WHAT IS REQUIRED:
Reproduce the listing exactly, with no pictures in your copy.

::::::

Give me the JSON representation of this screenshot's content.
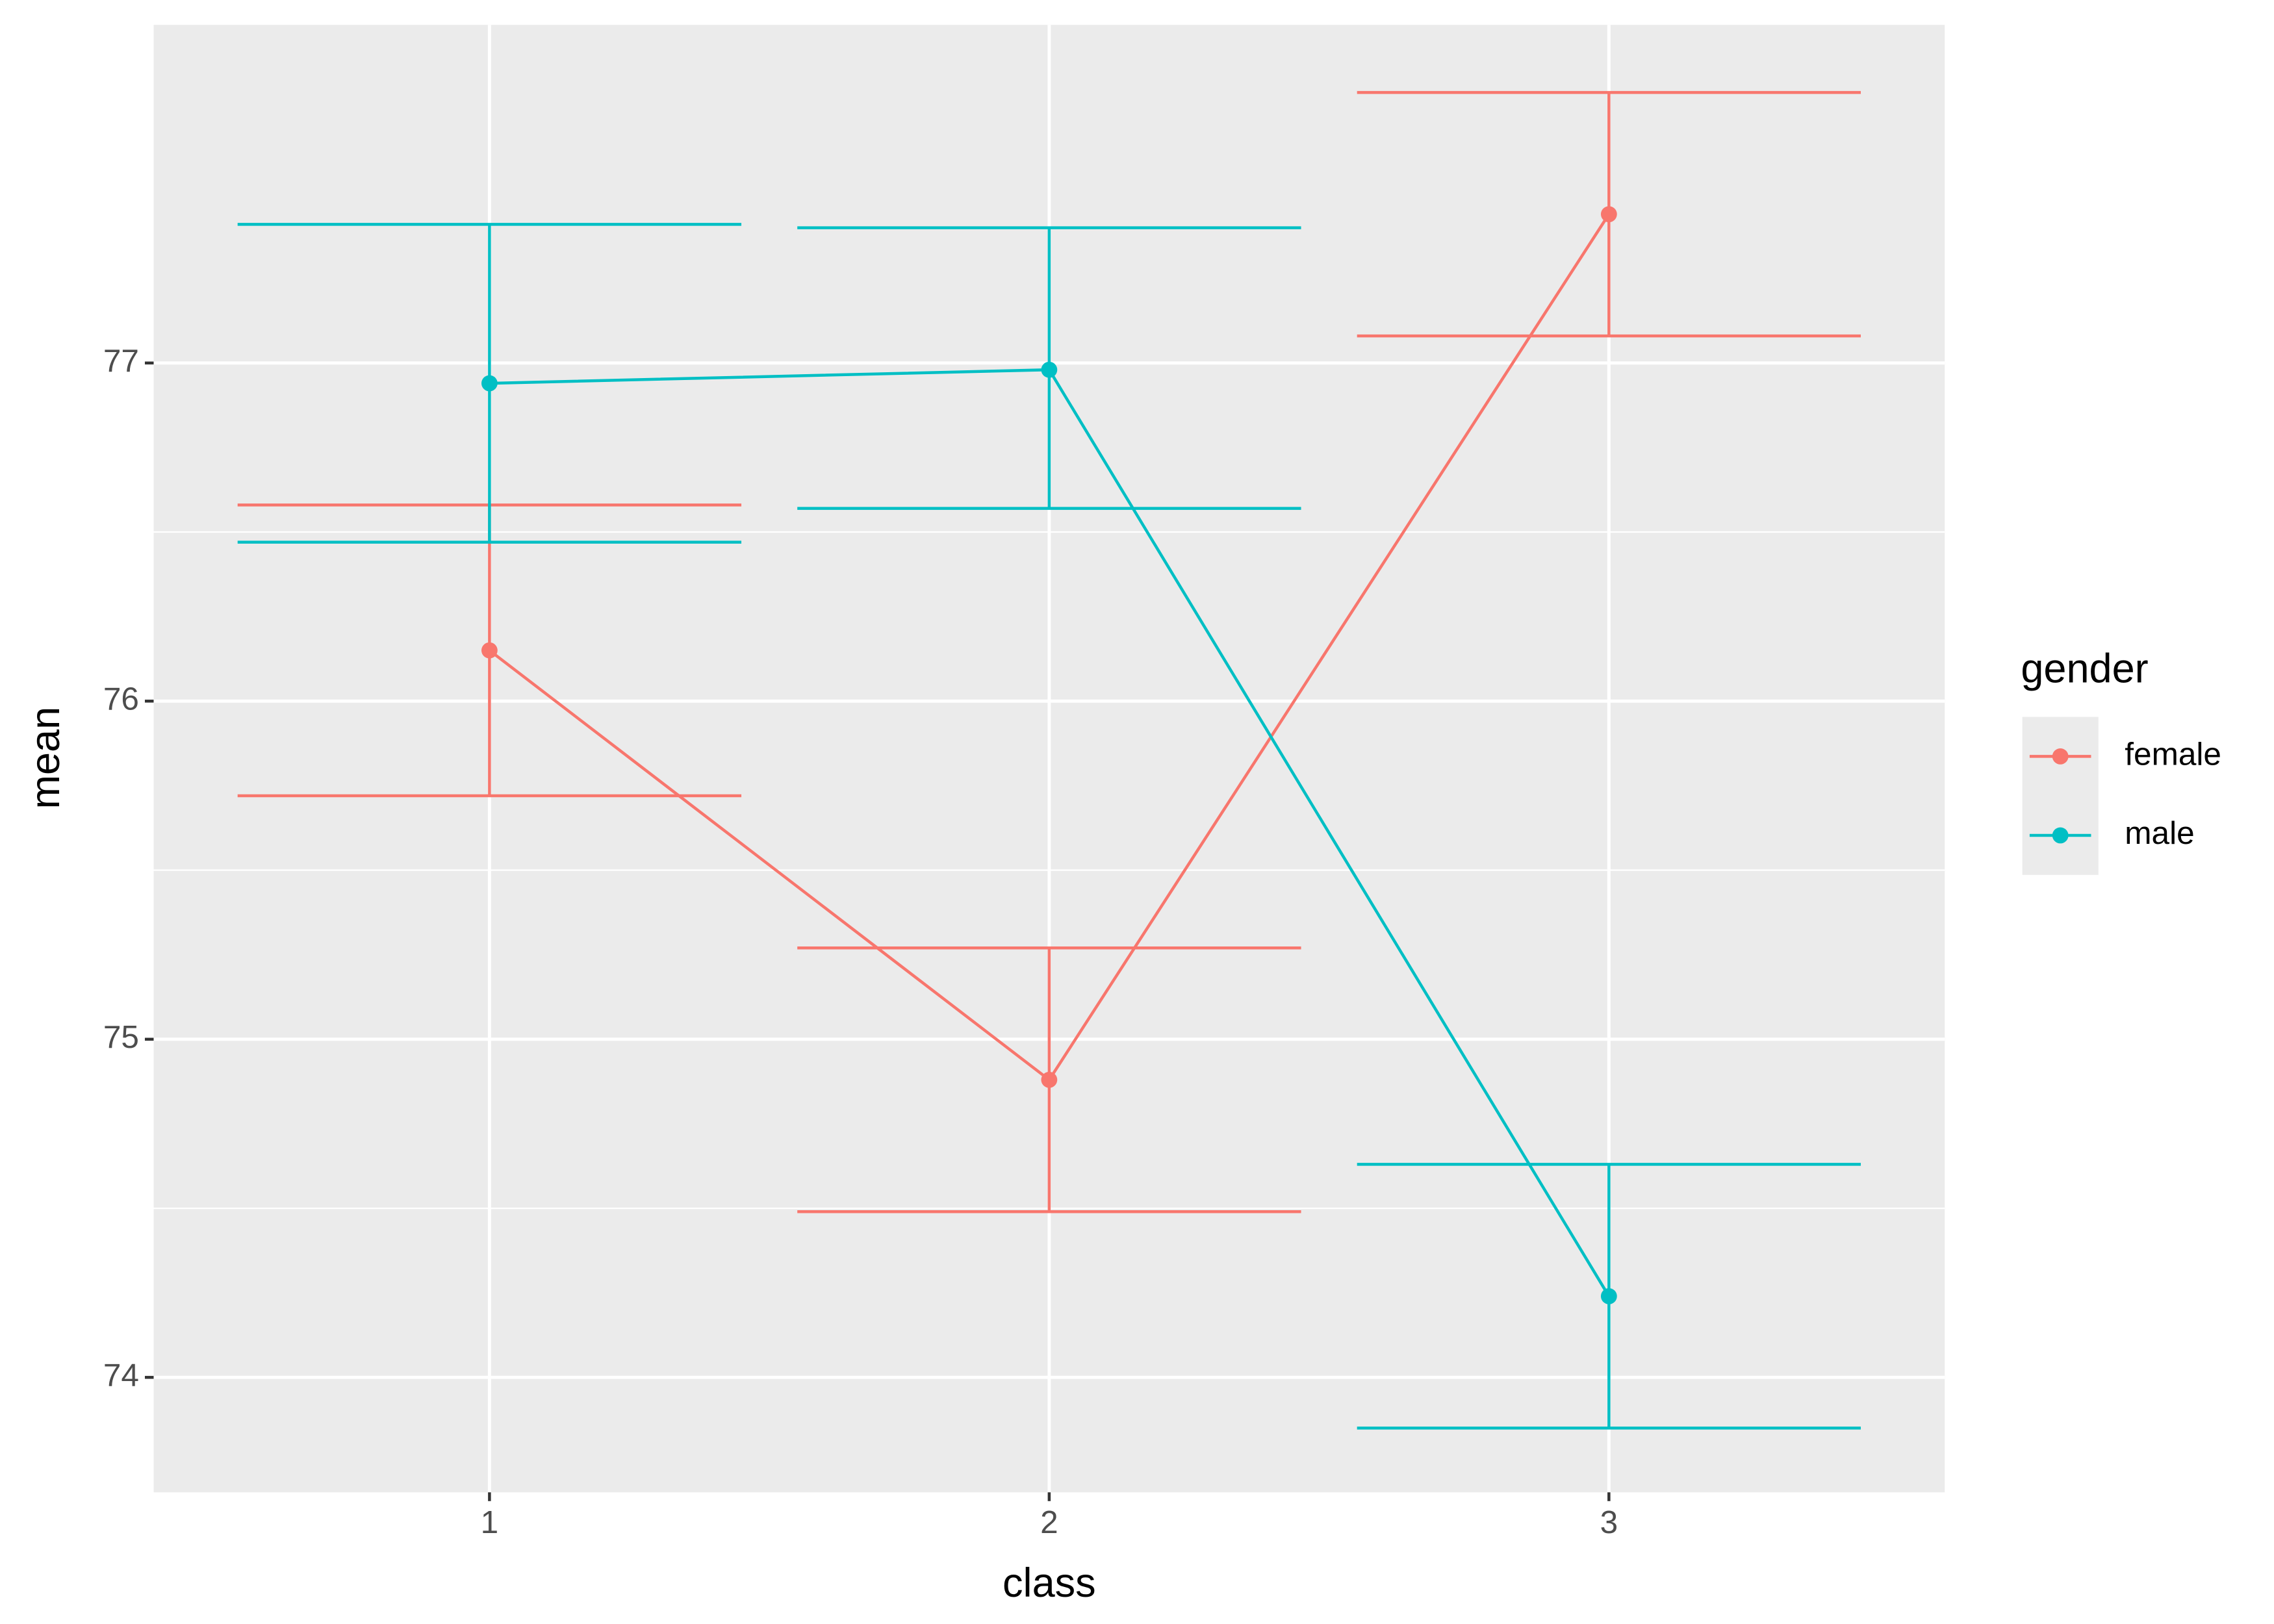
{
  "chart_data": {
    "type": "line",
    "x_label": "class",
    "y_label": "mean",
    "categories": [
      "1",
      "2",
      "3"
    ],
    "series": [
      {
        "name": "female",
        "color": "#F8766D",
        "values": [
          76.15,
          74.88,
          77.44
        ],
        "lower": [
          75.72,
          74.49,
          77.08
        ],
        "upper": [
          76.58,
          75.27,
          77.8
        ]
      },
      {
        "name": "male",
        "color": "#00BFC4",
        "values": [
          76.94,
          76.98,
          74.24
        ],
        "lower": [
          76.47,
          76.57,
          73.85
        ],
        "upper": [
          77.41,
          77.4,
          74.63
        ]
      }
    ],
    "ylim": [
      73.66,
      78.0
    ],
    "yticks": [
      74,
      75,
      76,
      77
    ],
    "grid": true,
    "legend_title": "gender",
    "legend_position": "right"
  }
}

::::::

SOLUTION TO THIS EXERCISE:
Give me the JSON representation of this screenshot's content.
{
  "chart_data": {
    "type": "line",
    "x_label": "class",
    "y_label": "mean",
    "categories": [
      "1",
      "2",
      "3"
    ],
    "series": [
      {
        "name": "female",
        "color": "#F8766D",
        "values": [
          76.15,
          74.88,
          77.44
        ],
        "lower": [
          75.72,
          74.49,
          77.08
        ],
        "upper": [
          76.58,
          75.27,
          77.8
        ]
      },
      {
        "name": "male",
        "color": "#00BFC4",
        "values": [
          76.94,
          76.98,
          74.24
        ],
        "lower": [
          76.47,
          76.57,
          73.85
        ],
        "upper": [
          77.41,
          77.4,
          74.63
        ]
      }
    ],
    "ylim": [
      73.66,
      78.0
    ],
    "yticks": [
      74,
      75,
      76,
      77
    ],
    "grid": true,
    "legend_title": "gender",
    "legend_position": "right"
  }
}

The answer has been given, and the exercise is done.